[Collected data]
:::
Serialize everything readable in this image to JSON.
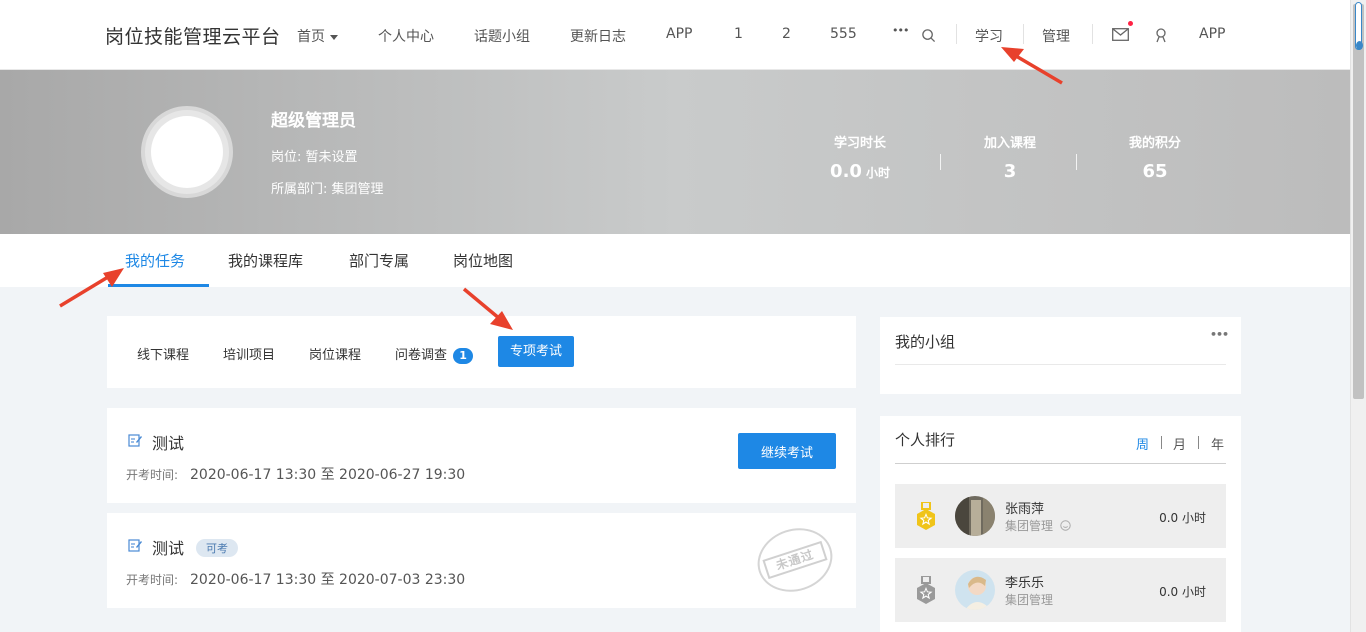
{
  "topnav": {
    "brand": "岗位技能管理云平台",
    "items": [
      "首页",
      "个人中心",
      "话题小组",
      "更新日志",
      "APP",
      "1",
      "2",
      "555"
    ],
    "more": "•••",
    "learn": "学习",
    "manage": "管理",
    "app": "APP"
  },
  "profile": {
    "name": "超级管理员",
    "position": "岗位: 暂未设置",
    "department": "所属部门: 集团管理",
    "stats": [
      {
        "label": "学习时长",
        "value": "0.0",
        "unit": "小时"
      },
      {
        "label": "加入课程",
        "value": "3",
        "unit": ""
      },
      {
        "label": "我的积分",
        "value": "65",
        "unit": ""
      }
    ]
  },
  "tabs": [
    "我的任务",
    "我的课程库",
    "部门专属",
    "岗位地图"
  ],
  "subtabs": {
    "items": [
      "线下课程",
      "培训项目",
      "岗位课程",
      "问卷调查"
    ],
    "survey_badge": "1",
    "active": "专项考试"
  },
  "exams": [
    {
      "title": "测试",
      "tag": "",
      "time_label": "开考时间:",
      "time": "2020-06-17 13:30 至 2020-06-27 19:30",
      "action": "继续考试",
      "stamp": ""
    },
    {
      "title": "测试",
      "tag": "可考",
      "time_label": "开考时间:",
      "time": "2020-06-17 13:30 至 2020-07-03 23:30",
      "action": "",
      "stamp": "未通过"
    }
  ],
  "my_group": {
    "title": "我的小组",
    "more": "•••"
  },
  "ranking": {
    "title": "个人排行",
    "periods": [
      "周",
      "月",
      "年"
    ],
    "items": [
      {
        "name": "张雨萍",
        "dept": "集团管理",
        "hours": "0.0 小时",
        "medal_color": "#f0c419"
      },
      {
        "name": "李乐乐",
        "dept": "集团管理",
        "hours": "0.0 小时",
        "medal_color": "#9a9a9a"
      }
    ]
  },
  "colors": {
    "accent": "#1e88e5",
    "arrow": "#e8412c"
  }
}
:::
__What is being asked__: In the copy, include no pictures; restate the listing above exactly.

__Solution to this task__:
Serialize everything readable in this image to JSON.
{
  "topnav": {
    "brand": "岗位技能管理云平台",
    "items": [
      "首页",
      "个人中心",
      "话题小组",
      "更新日志",
      "APP",
      "1",
      "2",
      "555"
    ],
    "more": "•••",
    "learn": "学习",
    "manage": "管理",
    "app": "APP"
  },
  "profile": {
    "name": "超级管理员",
    "position": "岗位: 暂未设置",
    "department": "所属部门: 集团管理",
    "stats": [
      {
        "label": "学习时长",
        "value": "0.0",
        "unit": "小时"
      },
      {
        "label": "加入课程",
        "value": "3",
        "unit": ""
      },
      {
        "label": "我的积分",
        "value": "65",
        "unit": ""
      }
    ]
  },
  "tabs": [
    "我的任务",
    "我的课程库",
    "部门专属",
    "岗位地图"
  ],
  "subtabs": {
    "items": [
      "线下课程",
      "培训项目",
      "岗位课程",
      "问卷调查"
    ],
    "survey_badge": "1",
    "active": "专项考试"
  },
  "exams": [
    {
      "title": "测试",
      "tag": "",
      "time_label": "开考时间:",
      "time": "2020-06-17 13:30 至 2020-06-27 19:30",
      "action": "继续考试",
      "stamp": ""
    },
    {
      "title": "测试",
      "tag": "可考",
      "time_label": "开考时间:",
      "time": "2020-06-17 13:30 至 2020-07-03 23:30",
      "action": "",
      "stamp": "未通过"
    }
  ],
  "my_group": {
    "title": "我的小组",
    "more": "•••"
  },
  "ranking": {
    "title": "个人排行",
    "periods": [
      "周",
      "月",
      "年"
    ],
    "items": [
      {
        "name": "张雨萍",
        "dept": "集团管理",
        "hours": "0.0 小时",
        "medal_color": "#f0c419"
      },
      {
        "name": "李乐乐",
        "dept": "集团管理",
        "hours": "0.0 小时",
        "medal_color": "#9a9a9a"
      }
    ]
  },
  "colors": {
    "accent": "#1e88e5",
    "arrow": "#e8412c"
  }
}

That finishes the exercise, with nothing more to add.